_TASK MATERIAL_.
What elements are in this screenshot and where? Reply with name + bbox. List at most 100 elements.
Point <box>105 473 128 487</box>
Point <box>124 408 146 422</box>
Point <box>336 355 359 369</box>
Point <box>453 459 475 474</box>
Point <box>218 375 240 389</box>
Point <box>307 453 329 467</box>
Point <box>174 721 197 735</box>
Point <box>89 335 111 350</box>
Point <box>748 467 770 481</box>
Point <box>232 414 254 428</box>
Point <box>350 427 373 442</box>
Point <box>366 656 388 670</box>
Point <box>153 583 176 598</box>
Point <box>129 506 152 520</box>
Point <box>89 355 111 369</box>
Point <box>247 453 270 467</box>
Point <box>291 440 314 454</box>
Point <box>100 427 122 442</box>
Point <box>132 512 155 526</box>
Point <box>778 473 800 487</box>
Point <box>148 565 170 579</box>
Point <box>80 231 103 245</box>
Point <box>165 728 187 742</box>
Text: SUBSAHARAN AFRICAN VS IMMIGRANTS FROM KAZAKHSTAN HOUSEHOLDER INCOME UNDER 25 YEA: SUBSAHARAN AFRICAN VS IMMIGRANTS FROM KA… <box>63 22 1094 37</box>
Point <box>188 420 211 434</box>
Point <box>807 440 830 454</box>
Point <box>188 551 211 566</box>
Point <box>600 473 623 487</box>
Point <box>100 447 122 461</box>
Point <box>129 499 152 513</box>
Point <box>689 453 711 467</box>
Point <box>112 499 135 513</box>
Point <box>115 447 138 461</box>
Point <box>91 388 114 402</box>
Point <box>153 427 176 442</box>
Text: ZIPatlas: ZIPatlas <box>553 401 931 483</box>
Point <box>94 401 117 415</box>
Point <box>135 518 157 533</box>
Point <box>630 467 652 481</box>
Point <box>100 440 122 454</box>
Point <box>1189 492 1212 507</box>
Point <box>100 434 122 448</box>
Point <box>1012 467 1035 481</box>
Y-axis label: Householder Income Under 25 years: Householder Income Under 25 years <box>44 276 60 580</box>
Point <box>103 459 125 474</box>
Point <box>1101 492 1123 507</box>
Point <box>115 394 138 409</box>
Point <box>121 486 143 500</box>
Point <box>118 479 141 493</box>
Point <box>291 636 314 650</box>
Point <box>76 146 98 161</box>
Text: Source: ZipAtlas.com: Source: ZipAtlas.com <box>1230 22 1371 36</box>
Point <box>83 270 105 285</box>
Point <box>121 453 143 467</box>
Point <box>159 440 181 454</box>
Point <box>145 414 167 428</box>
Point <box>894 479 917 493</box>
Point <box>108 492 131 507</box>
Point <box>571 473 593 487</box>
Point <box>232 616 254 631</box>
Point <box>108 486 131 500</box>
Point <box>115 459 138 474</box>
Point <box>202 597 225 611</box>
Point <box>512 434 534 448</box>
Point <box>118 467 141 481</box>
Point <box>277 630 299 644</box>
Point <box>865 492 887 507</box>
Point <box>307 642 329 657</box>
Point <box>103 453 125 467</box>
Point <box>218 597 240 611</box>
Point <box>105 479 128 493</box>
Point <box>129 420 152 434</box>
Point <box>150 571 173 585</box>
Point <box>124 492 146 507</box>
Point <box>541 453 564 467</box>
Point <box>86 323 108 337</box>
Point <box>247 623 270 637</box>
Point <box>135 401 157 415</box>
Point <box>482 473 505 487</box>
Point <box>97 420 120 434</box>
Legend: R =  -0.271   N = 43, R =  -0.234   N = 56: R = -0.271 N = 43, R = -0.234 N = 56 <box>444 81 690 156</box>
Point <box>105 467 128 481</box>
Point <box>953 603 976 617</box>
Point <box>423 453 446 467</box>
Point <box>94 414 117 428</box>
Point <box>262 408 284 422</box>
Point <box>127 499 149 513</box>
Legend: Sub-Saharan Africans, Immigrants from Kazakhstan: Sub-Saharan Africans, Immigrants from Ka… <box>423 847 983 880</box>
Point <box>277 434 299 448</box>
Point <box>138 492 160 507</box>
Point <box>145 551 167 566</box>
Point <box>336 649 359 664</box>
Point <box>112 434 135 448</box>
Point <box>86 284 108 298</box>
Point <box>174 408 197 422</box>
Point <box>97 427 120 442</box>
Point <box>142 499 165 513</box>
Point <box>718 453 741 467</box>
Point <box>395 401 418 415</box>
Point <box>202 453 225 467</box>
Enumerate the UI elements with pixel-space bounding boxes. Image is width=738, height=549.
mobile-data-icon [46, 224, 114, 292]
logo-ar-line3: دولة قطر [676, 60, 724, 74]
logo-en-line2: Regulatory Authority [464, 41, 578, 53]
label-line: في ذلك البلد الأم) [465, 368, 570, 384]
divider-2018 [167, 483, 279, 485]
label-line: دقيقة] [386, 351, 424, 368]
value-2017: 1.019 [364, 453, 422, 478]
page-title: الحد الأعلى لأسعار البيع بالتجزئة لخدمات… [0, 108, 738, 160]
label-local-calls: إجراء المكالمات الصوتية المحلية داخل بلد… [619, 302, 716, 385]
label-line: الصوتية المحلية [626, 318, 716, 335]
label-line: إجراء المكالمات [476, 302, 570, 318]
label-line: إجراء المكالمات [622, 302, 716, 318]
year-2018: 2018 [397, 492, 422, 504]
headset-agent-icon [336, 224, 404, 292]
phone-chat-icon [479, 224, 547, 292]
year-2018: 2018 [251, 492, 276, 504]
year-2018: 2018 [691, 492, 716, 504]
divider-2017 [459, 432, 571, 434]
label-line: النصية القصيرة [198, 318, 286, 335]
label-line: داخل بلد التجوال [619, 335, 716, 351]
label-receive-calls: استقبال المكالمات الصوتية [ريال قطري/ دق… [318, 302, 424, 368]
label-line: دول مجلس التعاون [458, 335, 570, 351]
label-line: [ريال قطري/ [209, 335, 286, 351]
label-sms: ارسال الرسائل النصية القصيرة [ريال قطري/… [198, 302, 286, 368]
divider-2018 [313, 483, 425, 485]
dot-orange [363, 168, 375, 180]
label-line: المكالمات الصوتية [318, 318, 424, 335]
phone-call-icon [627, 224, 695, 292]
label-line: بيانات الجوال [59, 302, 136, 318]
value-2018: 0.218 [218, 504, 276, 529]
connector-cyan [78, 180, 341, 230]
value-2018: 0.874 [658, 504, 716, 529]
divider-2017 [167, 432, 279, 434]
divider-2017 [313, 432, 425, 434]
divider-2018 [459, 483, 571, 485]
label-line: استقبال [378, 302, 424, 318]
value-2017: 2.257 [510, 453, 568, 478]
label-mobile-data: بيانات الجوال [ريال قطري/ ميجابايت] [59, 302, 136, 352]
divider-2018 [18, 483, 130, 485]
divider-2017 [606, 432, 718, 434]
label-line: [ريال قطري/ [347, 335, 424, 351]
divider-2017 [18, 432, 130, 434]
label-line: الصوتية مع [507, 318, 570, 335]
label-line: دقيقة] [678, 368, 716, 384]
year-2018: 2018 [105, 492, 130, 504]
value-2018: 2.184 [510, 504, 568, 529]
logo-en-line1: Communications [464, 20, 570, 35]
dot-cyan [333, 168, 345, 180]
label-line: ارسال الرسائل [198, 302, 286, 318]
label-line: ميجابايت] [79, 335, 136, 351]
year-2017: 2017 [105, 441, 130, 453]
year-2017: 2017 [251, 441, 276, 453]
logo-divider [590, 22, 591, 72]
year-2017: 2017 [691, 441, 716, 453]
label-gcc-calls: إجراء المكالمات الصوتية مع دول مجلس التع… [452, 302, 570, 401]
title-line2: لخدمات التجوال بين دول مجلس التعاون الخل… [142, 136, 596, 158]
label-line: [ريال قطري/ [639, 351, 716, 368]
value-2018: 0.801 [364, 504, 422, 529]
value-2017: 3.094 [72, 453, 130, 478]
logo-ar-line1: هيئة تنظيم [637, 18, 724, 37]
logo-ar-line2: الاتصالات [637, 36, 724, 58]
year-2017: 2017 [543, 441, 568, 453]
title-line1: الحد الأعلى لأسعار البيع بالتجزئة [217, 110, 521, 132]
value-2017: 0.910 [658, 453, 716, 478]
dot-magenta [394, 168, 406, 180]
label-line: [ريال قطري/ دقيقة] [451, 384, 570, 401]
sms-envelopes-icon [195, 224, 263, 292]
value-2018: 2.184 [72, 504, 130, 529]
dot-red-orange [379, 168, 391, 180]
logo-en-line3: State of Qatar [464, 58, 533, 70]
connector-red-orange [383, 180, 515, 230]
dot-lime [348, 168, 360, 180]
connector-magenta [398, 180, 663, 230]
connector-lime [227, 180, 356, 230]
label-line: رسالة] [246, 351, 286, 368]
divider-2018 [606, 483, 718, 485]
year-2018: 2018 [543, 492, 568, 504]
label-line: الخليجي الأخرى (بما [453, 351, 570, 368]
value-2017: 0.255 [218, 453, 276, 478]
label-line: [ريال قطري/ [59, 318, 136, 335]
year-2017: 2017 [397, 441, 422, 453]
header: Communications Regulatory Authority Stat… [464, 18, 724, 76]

--

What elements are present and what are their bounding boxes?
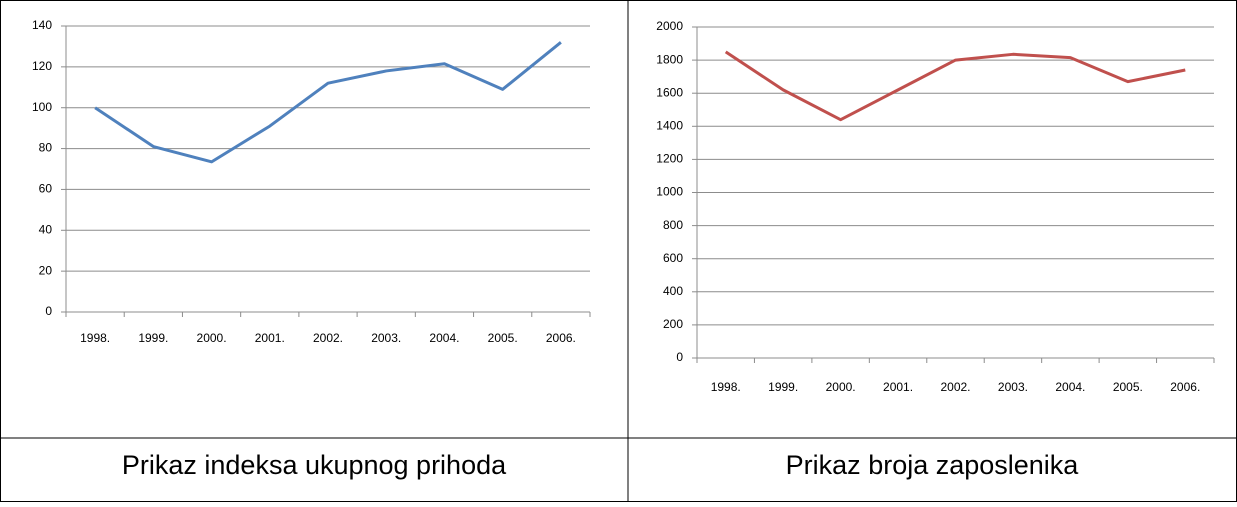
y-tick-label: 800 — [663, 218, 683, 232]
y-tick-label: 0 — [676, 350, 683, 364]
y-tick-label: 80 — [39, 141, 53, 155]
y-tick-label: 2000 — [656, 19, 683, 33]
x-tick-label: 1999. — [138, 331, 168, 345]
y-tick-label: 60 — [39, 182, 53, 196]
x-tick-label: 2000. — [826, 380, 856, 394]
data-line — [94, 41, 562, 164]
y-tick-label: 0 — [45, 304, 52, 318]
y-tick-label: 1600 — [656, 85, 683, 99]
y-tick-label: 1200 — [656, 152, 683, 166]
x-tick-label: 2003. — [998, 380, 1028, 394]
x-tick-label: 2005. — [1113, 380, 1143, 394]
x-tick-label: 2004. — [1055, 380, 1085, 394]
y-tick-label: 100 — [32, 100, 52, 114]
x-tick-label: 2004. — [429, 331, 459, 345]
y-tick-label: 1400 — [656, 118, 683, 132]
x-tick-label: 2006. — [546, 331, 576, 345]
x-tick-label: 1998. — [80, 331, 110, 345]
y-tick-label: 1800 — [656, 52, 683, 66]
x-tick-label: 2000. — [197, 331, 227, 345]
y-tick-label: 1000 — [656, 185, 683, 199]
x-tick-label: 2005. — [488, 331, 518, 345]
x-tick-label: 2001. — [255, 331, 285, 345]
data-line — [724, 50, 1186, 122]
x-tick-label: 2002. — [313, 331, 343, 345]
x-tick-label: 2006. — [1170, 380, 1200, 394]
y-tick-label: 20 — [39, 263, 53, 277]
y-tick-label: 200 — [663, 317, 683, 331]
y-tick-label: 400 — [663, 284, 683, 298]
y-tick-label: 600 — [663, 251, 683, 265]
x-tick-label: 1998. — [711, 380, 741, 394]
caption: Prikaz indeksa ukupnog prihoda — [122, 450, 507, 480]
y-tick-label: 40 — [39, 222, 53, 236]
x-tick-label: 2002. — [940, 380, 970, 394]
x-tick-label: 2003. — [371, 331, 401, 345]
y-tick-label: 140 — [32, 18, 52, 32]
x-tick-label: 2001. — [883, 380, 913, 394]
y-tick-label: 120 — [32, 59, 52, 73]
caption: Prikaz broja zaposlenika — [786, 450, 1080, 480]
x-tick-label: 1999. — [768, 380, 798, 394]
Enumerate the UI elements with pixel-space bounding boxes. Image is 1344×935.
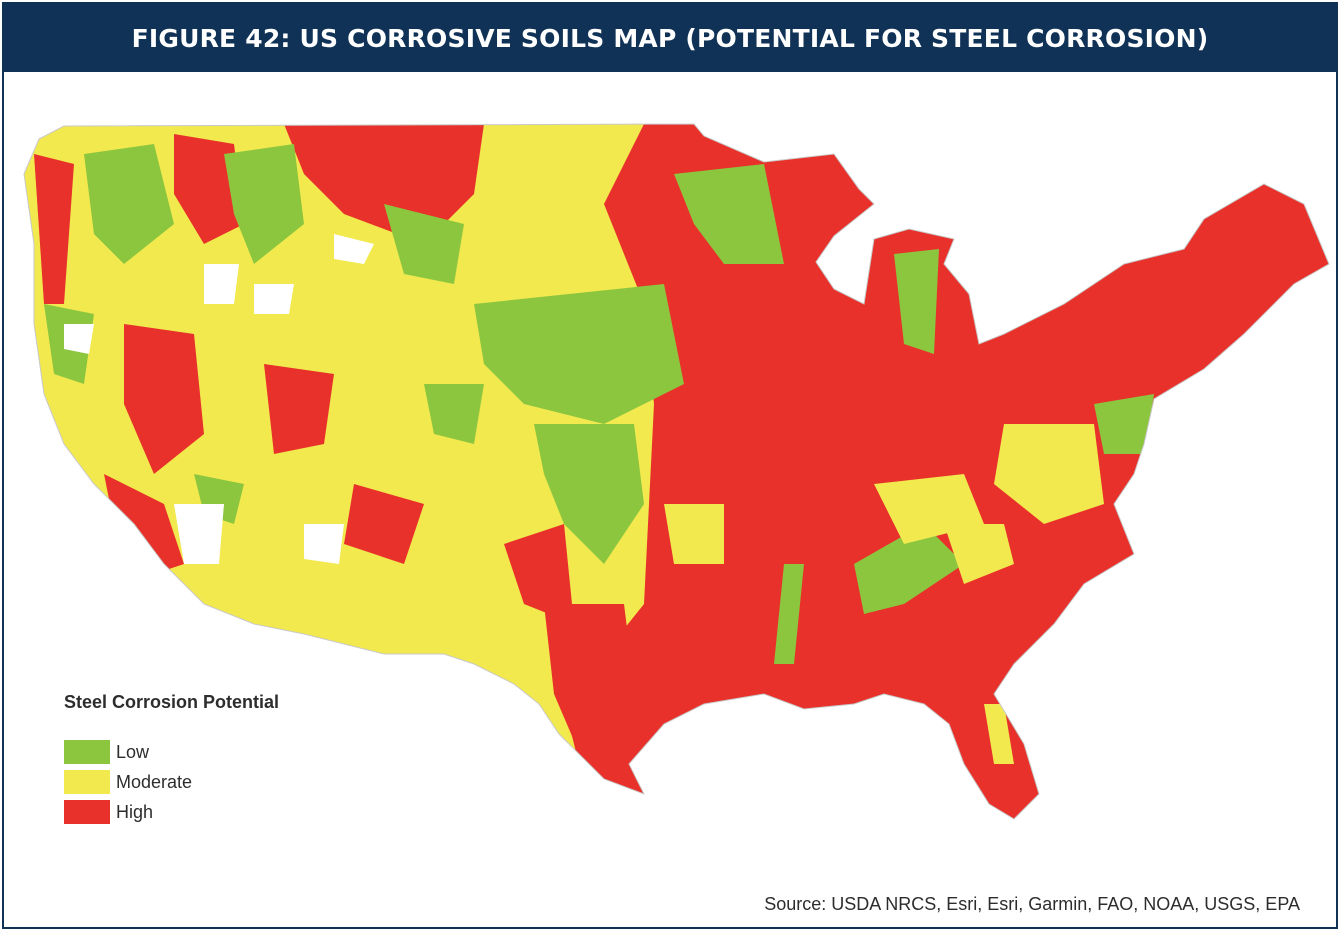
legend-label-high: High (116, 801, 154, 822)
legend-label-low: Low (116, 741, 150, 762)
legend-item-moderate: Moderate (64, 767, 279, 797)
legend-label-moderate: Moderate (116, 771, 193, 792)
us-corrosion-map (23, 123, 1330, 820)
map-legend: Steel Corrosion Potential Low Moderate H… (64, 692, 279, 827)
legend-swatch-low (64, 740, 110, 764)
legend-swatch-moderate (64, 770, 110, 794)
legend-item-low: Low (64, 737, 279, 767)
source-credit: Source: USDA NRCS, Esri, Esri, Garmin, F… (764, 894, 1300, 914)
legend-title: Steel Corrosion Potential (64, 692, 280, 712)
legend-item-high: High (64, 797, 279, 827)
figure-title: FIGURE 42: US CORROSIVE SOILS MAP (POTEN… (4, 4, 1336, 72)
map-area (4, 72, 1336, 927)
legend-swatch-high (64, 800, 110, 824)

_STATED GOAL_.
Return the record lines starting at the one that contains "y-tick-label: 800 — [663, 218, 683, 232]" and ending at the one that contains "x-tick-label: 2003. — [998, 380, 1028, 394]", both included, copied verbatim and in their original order.

_TASK RESPONSE_.
y-tick-label: 800 — [663, 218, 683, 232]
y-tick-label: 0 — [676, 350, 683, 364]
y-tick-label: 80 — [39, 141, 53, 155]
y-tick-label: 2000 — [656, 19, 683, 33]
x-tick-label: 1999. — [138, 331, 168, 345]
y-tick-label: 60 — [39, 182, 53, 196]
x-tick-label: 2000. — [826, 380, 856, 394]
data-line — [94, 41, 562, 164]
y-tick-label: 0 — [45, 304, 52, 318]
y-tick-label: 1600 — [656, 85, 683, 99]
y-tick-label: 1200 — [656, 152, 683, 166]
x-tick-label: 2003. — [998, 380, 1028, 394]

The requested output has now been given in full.